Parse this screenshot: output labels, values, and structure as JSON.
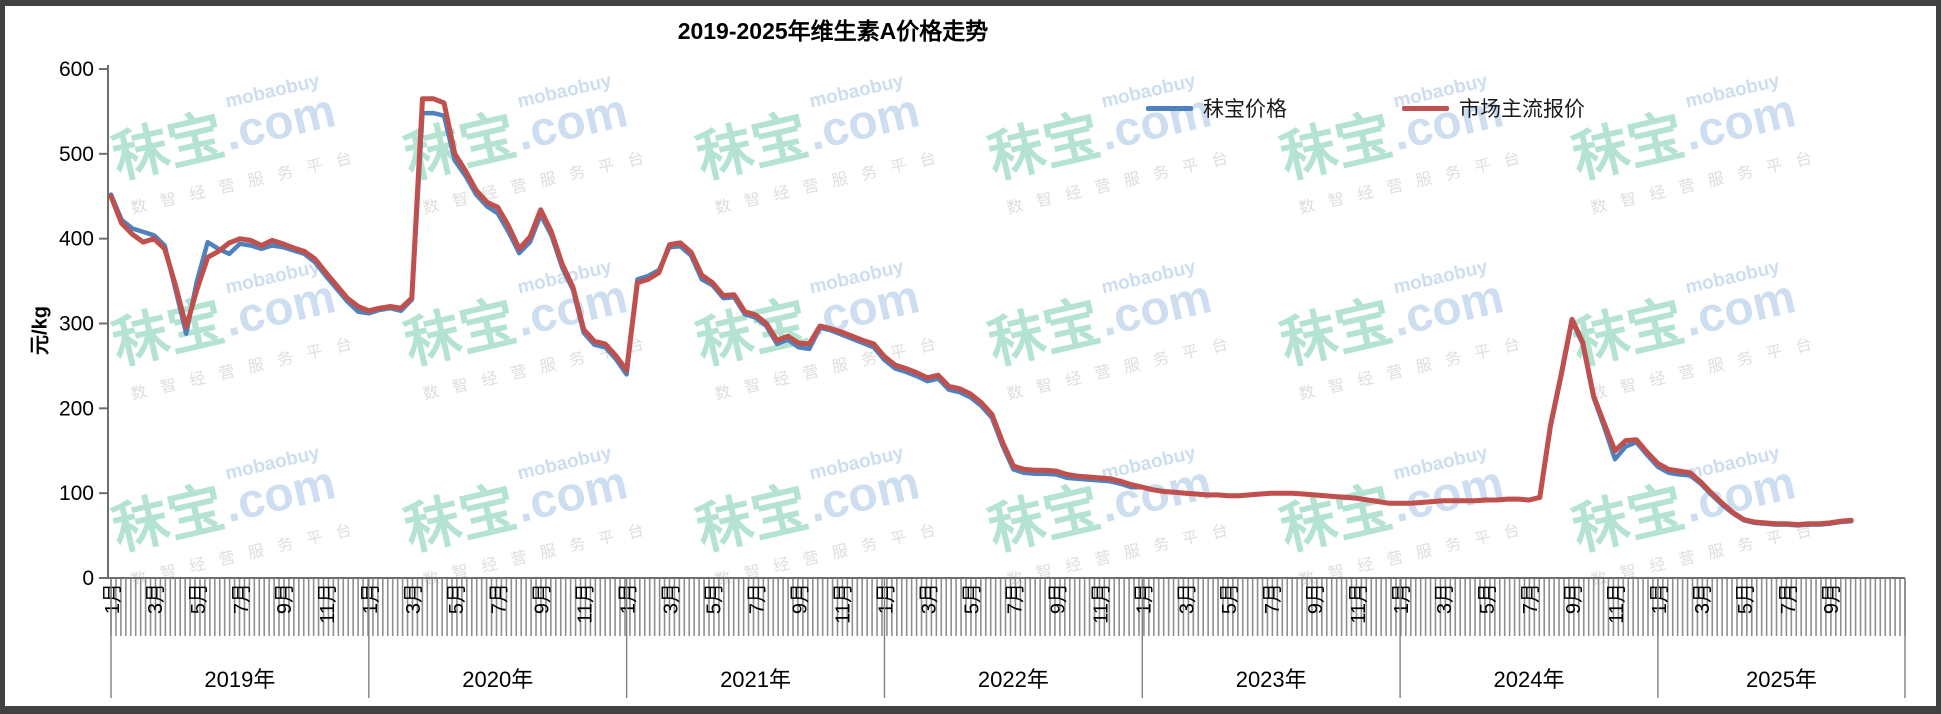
{
  "title": "2019-2025年维生素A价格走势",
  "legend": {
    "items": [
      {
        "label": "秣宝价格",
        "color": "#4F81BD"
      },
      {
        "label": "市场主流报价",
        "color": "#C0504D"
      }
    ]
  },
  "y_axis": {
    "title": "元/kg",
    "tick_labels": [
      "0",
      "100",
      "200",
      "300",
      "400",
      "500",
      "600"
    ]
  },
  "x_axis": {
    "years": [
      {
        "label": "2019年",
        "months": [
          "1月",
          "3月",
          "5月",
          "7月",
          "9月",
          "11月"
        ]
      },
      {
        "label": "2020年",
        "months": [
          "1月",
          "3月",
          "5月",
          "7月",
          "9月",
          "11月"
        ]
      },
      {
        "label": "2021年",
        "months": [
          "1月",
          "3月",
          "5月",
          "7月",
          "9月",
          "11月"
        ]
      },
      {
        "label": "2022年",
        "months": [
          "1月",
          "3月",
          "5月",
          "7月",
          "9月",
          "11月"
        ]
      },
      {
        "label": "2023年",
        "months": [
          "1月",
          "3月",
          "5月",
          "7月",
          "9月",
          "11月"
        ]
      },
      {
        "label": "2024年",
        "months": [
          "1月",
          "3月",
          "5月",
          "7月",
          "9月",
          "11月"
        ]
      },
      {
        "label": "2025年",
        "months": [
          "1月",
          "3月",
          "5月",
          "7月",
          "9月"
        ]
      }
    ]
  },
  "watermark": {
    "brand": "秣宝",
    "domain": ".com",
    "latin": "mobaobuy",
    "tagline": "数智经营服务平台",
    "brand_color": "#B4E3D2",
    "domain_color": "#CCDEF0",
    "tagline_color": "#DEDEDE"
  },
  "frame": {
    "border_color": "#414141"
  },
  "chart_data": {
    "type": "line",
    "title": "2019-2025年维生素A价格走势",
    "xlabel": "",
    "ylabel": "元/kg",
    "ylim": [
      0,
      600
    ],
    "y_ticks": [
      0,
      100,
      200,
      300,
      400,
      500,
      600
    ],
    "x_unit": "half_month",
    "x_start": "2019-01",
    "x_end": "2025-10",
    "x_axis_total_half_months": 167,
    "grid": false,
    "legend_position": "top-right",
    "series": [
      {
        "name": "秣宝价格",
        "color": "#4F81BD",
        "width": 4.5,
        "values": [
          452,
          422,
          412,
          408,
          404,
          392,
          340,
          288,
          350,
          396,
          388,
          382,
          394,
          392,
          388,
          392,
          390,
          386,
          382,
          372,
          356,
          341,
          326,
          314,
          312,
          316,
          318,
          315,
          328,
          548,
          548,
          545,
          492,
          474,
          452,
          438,
          430,
          408,
          383,
          396,
          428,
          404,
          366,
          340,
          289,
          275,
          272,
          258,
          240,
          352,
          356,
          363,
          390,
          391,
          380,
          352,
          345,
          330,
          331,
          311,
          307,
          297,
          276,
          281,
          272,
          270,
          295,
          292,
          287,
          282,
          277,
          272,
          257,
          247,
          243,
          238,
          232,
          235,
          222,
          219,
          213,
          203,
          189,
          156,
          128,
          124,
          123,
          123,
          122,
          118,
          117,
          116,
          115,
          114,
          111,
          107,
          107,
          104,
          102,
          101,
          100,
          99,
          98,
          98,
          97,
          97,
          98,
          99,
          100,
          100,
          100,
          99,
          98,
          97,
          96,
          95,
          94,
          92,
          90,
          88,
          88,
          88,
          89,
          90,
          91,
          91,
          91,
          91,
          92,
          92,
          93,
          93,
          92,
          95,
          178,
          238,
          303,
          276,
          213,
          178,
          140,
          155,
          160,
          145,
          131,
          124,
          122,
          121,
          111,
          98,
          86,
          76,
          68,
          65,
          64,
          63,
          63,
          62,
          63,
          63,
          64,
          66,
          67
        ]
      },
      {
        "name": "市场主流报价",
        "color": "#C0504D",
        "width": 5,
        "values": [
          450,
          418,
          405,
          396,
          400,
          388,
          345,
          296,
          340,
          378,
          385,
          395,
          400,
          398,
          392,
          398,
          394,
          389,
          385,
          376,
          360,
          345,
          330,
          320,
          315,
          318,
          320,
          318,
          330,
          565,
          565,
          560,
          500,
          480,
          457,
          443,
          437,
          415,
          388,
          402,
          434,
          408,
          370,
          343,
          293,
          279,
          276,
          262,
          245,
          348,
          352,
          360,
          393,
          395,
          384,
          357,
          348,
          333,
          334,
          314,
          310,
          300,
          280,
          285,
          277,
          276,
          297,
          294,
          290,
          285,
          280,
          276,
          261,
          251,
          247,
          242,
          236,
          239,
          226,
          223,
          217,
          207,
          193,
          160,
          132,
          128,
          127,
          127,
          126,
          122,
          120,
          119,
          118,
          117,
          114,
          110,
          107,
          104,
          102,
          101,
          100,
          99,
          98,
          98,
          97,
          97,
          98,
          99,
          100,
          100,
          100,
          99,
          98,
          97,
          96,
          95,
          94,
          92,
          90,
          88,
          88,
          88,
          89,
          90,
          91,
          91,
          91,
          91,
          92,
          92,
          93,
          93,
          92,
          95,
          180,
          240,
          305,
          278,
          215,
          182,
          150,
          162,
          163,
          148,
          135,
          128,
          126,
          124,
          113,
          100,
          88,
          77,
          69,
          66,
          65,
          64,
          64,
          63,
          64,
          64,
          65,
          67,
          68
        ]
      }
    ]
  }
}
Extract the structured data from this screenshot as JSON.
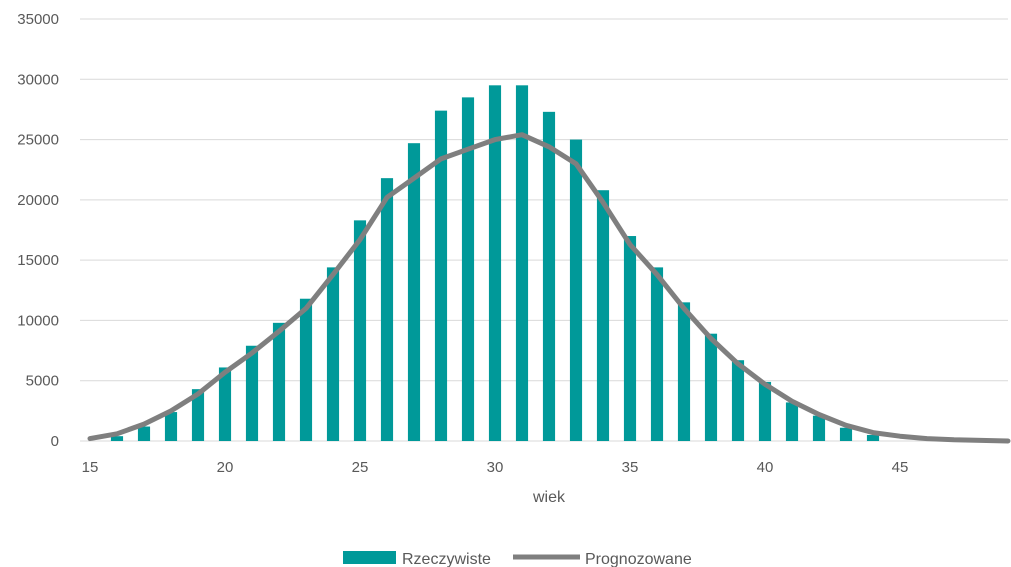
{
  "chart_data": {
    "type": "bar",
    "title": "",
    "xlabel": "wiek",
    "ylabel": "",
    "ylim": [
      0,
      35000
    ],
    "yticks": [
      0,
      5000,
      10000,
      15000,
      20000,
      25000,
      30000,
      35000
    ],
    "xlim": [
      15,
      49
    ],
    "xticks": [
      15,
      20,
      25,
      30,
      35,
      40,
      45
    ],
    "grid": true,
    "legend_position": "bottom",
    "x": [
      15,
      16,
      17,
      18,
      19,
      20,
      21,
      22,
      23,
      24,
      25,
      26,
      27,
      28,
      29,
      30,
      31,
      32,
      33,
      34,
      35,
      36,
      37,
      38,
      39,
      40,
      41,
      42,
      43,
      44,
      45,
      46,
      47,
      48,
      49
    ],
    "series": [
      {
        "name": "Rzeczywiste",
        "type": "bar",
        "color": "#009999",
        "values": [
          0,
          400,
          1200,
          2400,
          4300,
          6100,
          7900,
          9800,
          11800,
          14400,
          18300,
          21800,
          24700,
          27400,
          28500,
          29500,
          29500,
          27300,
          25000,
          20800,
          17000,
          14400,
          11500,
          8900,
          6700,
          4900,
          3200,
          2100,
          1100,
          500,
          0,
          0,
          0,
          0,
          0
        ]
      },
      {
        "name": "Prognozowane",
        "type": "line",
        "color": "#7f7f7f",
        "values": [
          200,
          600,
          1400,
          2500,
          3900,
          5700,
          7300,
          9100,
          11000,
          13800,
          16700,
          20200,
          21800,
          23400,
          24200,
          25000,
          25400,
          24400,
          23000,
          19800,
          16300,
          13800,
          11000,
          8500,
          6400,
          4700,
          3300,
          2200,
          1300,
          700,
          400,
          200,
          100,
          50,
          0
        ]
      }
    ]
  }
}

| REQUIREMENT |
Restate the entire listing word for word, excluding pictures.

| EXERCISE RESPONSE |
Parse this screenshot: output labels, values, and structure as JSON.
{
  "title": "2019-2025年维生素A价格走势",
  "legend": {
    "items": [
      {
        "label": "秣宝价格",
        "color": "#4F81BD"
      },
      {
        "label": "市场主流报价",
        "color": "#C0504D"
      }
    ]
  },
  "y_axis": {
    "title": "元/kg",
    "tick_labels": [
      "0",
      "100",
      "200",
      "300",
      "400",
      "500",
      "600"
    ]
  },
  "x_axis": {
    "years": [
      {
        "label": "2019年",
        "months": [
          "1月",
          "3月",
          "5月",
          "7月",
          "9月",
          "11月"
        ]
      },
      {
        "label": "2020年",
        "months": [
          "1月",
          "3月",
          "5月",
          "7月",
          "9月",
          "11月"
        ]
      },
      {
        "label": "2021年",
        "months": [
          "1月",
          "3月",
          "5月",
          "7月",
          "9月",
          "11月"
        ]
      },
      {
        "label": "2022年",
        "months": [
          "1月",
          "3月",
          "5月",
          "7月",
          "9月",
          "11月"
        ]
      },
      {
        "label": "2023年",
        "months": [
          "1月",
          "3月",
          "5月",
          "7月",
          "9月",
          "11月"
        ]
      },
      {
        "label": "2024年",
        "months": [
          "1月",
          "3月",
          "5月",
          "7月",
          "9月",
          "11月"
        ]
      },
      {
        "label": "2025年",
        "months": [
          "1月",
          "3月",
          "5月",
          "7月",
          "9月"
        ]
      }
    ]
  },
  "watermark": {
    "brand": "秣宝",
    "domain": ".com",
    "latin": "mobaobuy",
    "tagline": "数智经营服务平台",
    "brand_color": "#B4E3D2",
    "domain_color": "#CCDEF0",
    "tagline_color": "#DEDEDE"
  },
  "frame": {
    "border_color": "#414141"
  },
  "chart_data": {
    "type": "line",
    "title": "2019-2025年维生素A价格走势",
    "xlabel": "",
    "ylabel": "元/kg",
    "ylim": [
      0,
      600
    ],
    "y_ticks": [
      0,
      100,
      200,
      300,
      400,
      500,
      600
    ],
    "x_unit": "half_month",
    "x_start": "2019-01",
    "x_end": "2025-10",
    "x_axis_total_half_months": 167,
    "grid": false,
    "legend_position": "top-right",
    "series": [
      {
        "name": "秣宝价格",
        "color": "#4F81BD",
        "width": 4.5,
        "values": [
          452,
          422,
          412,
          408,
          404,
          392,
          340,
          288,
          350,
          396,
          388,
          382,
          394,
          392,
          388,
          392,
          390,
          386,
          382,
          372,
          356,
          341,
          326,
          314,
          312,
          316,
          318,
          315,
          328,
          548,
          548,
          545,
          492,
          474,
          452,
          438,
          430,
          408,
          383,
          396,
          428,
          404,
          366,
          340,
          289,
          275,
          272,
          258,
          240,
          352,
          356,
          363,
          390,
          391,
          380,
          352,
          345,
          330,
          331,
          311,
          307,
          297,
          276,
          281,
          272,
          270,
          295,
          292,
          287,
          282,
          277,
          272,
          257,
          247,
          243,
          238,
          232,
          235,
          222,
          219,
          213,
          203,
          189,
          156,
          128,
          124,
          123,
          123,
          122,
          118,
          117,
          116,
          115,
          114,
          111,
          107,
          107,
          104,
          102,
          101,
          100,
          99,
          98,
          98,
          97,
          97,
          98,
          99,
          100,
          100,
          100,
          99,
          98,
          97,
          96,
          95,
          94,
          92,
          90,
          88,
          88,
          88,
          89,
          90,
          91,
          91,
          91,
          91,
          92,
          92,
          93,
          93,
          92,
          95,
          178,
          238,
          303,
          276,
          213,
          178,
          140,
          155,
          160,
          145,
          131,
          124,
          122,
          121,
          111,
          98,
          86,
          76,
          68,
          65,
          64,
          63,
          63,
          62,
          63,
          63,
          64,
          66,
          67
        ]
      },
      {
        "name": "市场主流报价",
        "color": "#C0504D",
        "width": 5,
        "values": [
          450,
          418,
          405,
          396,
          400,
          388,
          345,
          296,
          340,
          378,
          385,
          395,
          400,
          398,
          392,
          398,
          394,
          389,
          385,
          376,
          360,
          345,
          330,
          320,
          315,
          318,
          320,
          318,
          330,
          565,
          565,
          560,
          500,
          480,
          457,
          443,
          437,
          415,
          388,
          402,
          434,
          408,
          370,
          343,
          293,
          279,
          276,
          262,
          245,
          348,
          352,
          360,
          393,
          395,
          384,
          357,
          348,
          333,
          334,
          314,
          310,
          300,
          280,
          285,
          277,
          276,
          297,
          294,
          290,
          285,
          280,
          276,
          261,
          251,
          247,
          242,
          236,
          239,
          226,
          223,
          217,
          207,
          193,
          160,
          132,
          128,
          127,
          127,
          126,
          122,
          120,
          119,
          118,
          117,
          114,
          110,
          107,
          104,
          102,
          101,
          100,
          99,
          98,
          98,
          97,
          97,
          98,
          99,
          100,
          100,
          100,
          99,
          98,
          97,
          96,
          95,
          94,
          92,
          90,
          88,
          88,
          88,
          89,
          90,
          91,
          91,
          91,
          91,
          92,
          92,
          93,
          93,
          92,
          95,
          180,
          240,
          305,
          278,
          215,
          182,
          150,
          162,
          163,
          148,
          135,
          128,
          126,
          124,
          113,
          100,
          88,
          77,
          69,
          66,
          65,
          64,
          64,
          63,
          64,
          64,
          65,
          67,
          68
        ]
      }
    ]
  }
}
Extract the structured data from this screenshot as JSON.
{
  "chart_data": {
    "type": "bar",
    "title": "",
    "xlabel": "wiek",
    "ylabel": "",
    "ylim": [
      0,
      35000
    ],
    "yticks": [
      0,
      5000,
      10000,
      15000,
      20000,
      25000,
      30000,
      35000
    ],
    "xlim": [
      15,
      49
    ],
    "xticks": [
      15,
      20,
      25,
      30,
      35,
      40,
      45
    ],
    "grid": true,
    "legend_position": "bottom",
    "x": [
      15,
      16,
      17,
      18,
      19,
      20,
      21,
      22,
      23,
      24,
      25,
      26,
      27,
      28,
      29,
      30,
      31,
      32,
      33,
      34,
      35,
      36,
      37,
      38,
      39,
      40,
      41,
      42,
      43,
      44,
      45,
      46,
      47,
      48,
      49
    ],
    "series": [
      {
        "name": "Rzeczywiste",
        "type": "bar",
        "color": "#009999",
        "values": [
          0,
          400,
          1200,
          2400,
          4300,
          6100,
          7900,
          9800,
          11800,
          14400,
          18300,
          21800,
          24700,
          27400,
          28500,
          29500,
          29500,
          27300,
          25000,
          20800,
          17000,
          14400,
          11500,
          8900,
          6700,
          4900,
          3200,
          2100,
          1100,
          500,
          0,
          0,
          0,
          0,
          0
        ]
      },
      {
        "name": "Prognozowane",
        "type": "line",
        "color": "#7f7f7f",
        "values": [
          200,
          600,
          1400,
          2500,
          3900,
          5700,
          7300,
          9100,
          11000,
          13800,
          16700,
          20200,
          21800,
          23400,
          24200,
          25000,
          25400,
          24400,
          23000,
          19800,
          16300,
          13800,
          11000,
          8500,
          6400,
          4700,
          3300,
          2200,
          1300,
          700,
          400,
          200,
          100,
          50,
          0
        ]
      }
    ]
  }
}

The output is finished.